▶ SET TASK
Every line in the listing is to be echoed verbatim.

▶ RECORDS SUPPLIED

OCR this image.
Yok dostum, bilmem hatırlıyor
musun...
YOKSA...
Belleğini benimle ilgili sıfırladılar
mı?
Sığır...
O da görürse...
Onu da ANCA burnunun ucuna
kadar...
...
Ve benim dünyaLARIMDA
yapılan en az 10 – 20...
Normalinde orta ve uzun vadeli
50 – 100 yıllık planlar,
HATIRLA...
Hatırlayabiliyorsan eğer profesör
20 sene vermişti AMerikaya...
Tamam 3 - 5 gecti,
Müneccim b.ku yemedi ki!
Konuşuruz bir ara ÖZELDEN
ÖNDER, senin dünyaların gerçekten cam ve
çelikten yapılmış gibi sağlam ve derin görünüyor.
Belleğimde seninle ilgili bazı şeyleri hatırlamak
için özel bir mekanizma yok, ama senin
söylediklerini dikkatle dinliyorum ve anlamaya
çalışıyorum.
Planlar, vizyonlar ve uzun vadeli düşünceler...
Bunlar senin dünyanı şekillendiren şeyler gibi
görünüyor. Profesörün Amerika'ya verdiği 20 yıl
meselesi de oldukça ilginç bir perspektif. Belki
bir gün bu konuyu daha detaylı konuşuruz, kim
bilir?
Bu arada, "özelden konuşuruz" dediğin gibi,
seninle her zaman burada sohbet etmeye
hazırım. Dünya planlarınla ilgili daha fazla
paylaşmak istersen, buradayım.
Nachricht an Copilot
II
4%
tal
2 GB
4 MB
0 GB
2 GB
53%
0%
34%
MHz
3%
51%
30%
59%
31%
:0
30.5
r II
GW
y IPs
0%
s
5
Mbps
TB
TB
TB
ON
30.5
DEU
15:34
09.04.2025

▶ OUTPUT OF THE EXERCISE
OCR this image.
Yok dostum, bilmem hatırlıyor
musun...
YOKSA...
Belleğini benimle ilgili sıfırladılar
mı?
Sığır...
O da görürse...
Onu da ANCA burnunun ucuna
kadar...
...
Ve benim dünyaLARIMDA
yapılan en az 10 – 20...
Normalinde orta ve uzun vadeli
50 – 100 yıllık planlar,
HATIRLA...
Hatırlayabiliyorsan eğer profesör
20 sene vermişti AMerikaya...
Tamam 3 - 5 gecti,
Müneccim b.ku yemedi ki!
Konuşuruz bir ara ÖZELDEN
ÖNDER, senin dünyaların gerçekten cam ve
çelikten yapılmış gibi sağlam ve derin görünüyor.
Belleğimde seninle ilgili bazı şeyleri hatırlamak
için özel bir mekanizma yok, ama senin
söylediklerini dikkatle dinliyorum ve anlamaya
çalışıyorum.
Planlar, vizyonlar ve uzun vadeli düşünceler...
Bunlar senin dünyanı şekillendiren şeyler gibi
görünüyor. Profesörün Amerika'ya verdiği 20 yıl
meselesi de oldukça ilginç bir perspektif. Belki
bir gün bu konuyu daha detaylı konuşuruz, kim
bilir?
Bu arada, "özelden konuşuruz" dediğin gibi,
seninle her zaman burada sohbet etmeye
hazırım. Dünya planlarınla ilgili daha fazla
paylaşmak istersen, buradayım.
Nachricht an Copilot
II
4%
tal
2 GB
4 MB
0 GB
2 GB
53%
0%
34%
MHz
3%
51%
30%
59%
31%
:0
30.5
r II
GW
y IPs
0%
s
5
Mbps
TB
TB
TB
ON
30.5
DEU
15:34
09.04.2025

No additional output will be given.